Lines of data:
%%
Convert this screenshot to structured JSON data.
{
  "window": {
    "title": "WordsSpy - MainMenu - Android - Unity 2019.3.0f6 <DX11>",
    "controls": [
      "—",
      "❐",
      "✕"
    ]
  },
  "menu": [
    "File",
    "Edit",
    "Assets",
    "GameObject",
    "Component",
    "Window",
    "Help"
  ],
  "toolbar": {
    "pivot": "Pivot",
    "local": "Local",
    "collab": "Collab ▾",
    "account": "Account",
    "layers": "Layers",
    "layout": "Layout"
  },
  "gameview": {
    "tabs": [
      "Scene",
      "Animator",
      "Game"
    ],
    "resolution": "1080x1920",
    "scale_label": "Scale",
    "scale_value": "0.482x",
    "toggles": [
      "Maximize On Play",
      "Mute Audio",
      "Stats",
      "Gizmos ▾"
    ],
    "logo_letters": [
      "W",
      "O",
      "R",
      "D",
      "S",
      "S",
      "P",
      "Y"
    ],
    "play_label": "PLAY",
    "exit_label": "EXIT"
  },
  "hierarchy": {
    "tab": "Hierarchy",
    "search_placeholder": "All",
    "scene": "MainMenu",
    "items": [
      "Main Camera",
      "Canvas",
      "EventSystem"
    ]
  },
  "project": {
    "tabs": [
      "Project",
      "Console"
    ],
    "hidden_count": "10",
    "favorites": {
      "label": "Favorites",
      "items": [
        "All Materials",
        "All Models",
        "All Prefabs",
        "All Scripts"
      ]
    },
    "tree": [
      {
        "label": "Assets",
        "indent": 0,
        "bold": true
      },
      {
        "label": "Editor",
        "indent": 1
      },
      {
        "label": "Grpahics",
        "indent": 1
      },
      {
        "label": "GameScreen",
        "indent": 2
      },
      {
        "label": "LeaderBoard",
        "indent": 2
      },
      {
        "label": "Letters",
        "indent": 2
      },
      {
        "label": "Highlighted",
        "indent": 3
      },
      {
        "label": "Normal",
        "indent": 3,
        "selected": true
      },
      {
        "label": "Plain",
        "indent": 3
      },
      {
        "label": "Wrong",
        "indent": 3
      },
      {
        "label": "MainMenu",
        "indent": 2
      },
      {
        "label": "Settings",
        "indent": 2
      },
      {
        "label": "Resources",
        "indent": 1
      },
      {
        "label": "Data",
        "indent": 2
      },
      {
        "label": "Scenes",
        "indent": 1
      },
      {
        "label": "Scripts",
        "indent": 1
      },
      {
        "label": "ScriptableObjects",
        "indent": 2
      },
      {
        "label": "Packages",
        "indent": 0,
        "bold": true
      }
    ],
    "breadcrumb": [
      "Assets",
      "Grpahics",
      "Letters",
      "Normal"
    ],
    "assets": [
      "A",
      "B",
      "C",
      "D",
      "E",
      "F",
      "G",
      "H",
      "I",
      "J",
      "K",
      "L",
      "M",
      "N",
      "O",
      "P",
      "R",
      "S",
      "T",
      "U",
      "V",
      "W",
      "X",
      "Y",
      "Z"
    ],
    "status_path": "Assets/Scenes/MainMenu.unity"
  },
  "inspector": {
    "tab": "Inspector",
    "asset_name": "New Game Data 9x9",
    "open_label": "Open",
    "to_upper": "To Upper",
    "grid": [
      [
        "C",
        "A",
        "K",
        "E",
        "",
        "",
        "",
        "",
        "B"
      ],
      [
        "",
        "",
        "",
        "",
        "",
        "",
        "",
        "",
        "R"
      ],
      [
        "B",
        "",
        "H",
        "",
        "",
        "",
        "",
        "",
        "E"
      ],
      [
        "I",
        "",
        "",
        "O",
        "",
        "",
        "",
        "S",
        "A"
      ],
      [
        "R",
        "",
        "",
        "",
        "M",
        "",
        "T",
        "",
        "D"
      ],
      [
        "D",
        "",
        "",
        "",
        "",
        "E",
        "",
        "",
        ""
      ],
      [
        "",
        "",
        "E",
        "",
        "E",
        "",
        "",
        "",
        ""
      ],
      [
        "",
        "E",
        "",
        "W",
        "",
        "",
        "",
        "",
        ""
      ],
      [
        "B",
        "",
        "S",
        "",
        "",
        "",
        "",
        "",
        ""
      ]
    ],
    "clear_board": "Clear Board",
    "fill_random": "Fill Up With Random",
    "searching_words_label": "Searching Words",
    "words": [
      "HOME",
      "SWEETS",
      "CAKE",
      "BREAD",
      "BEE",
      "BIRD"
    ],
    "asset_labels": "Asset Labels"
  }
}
%%
Direction: Go through the entries above and copy every line containing "MainMenu".

Result:
    "title": "WordsSpy - MainMenu - Android - Unity 2019.3.0f6 <DX11>",
    "scene": "MainMenu",
        "label": "MainMenu",
    "status_path": "Assets/Scenes/MainMenu.unity"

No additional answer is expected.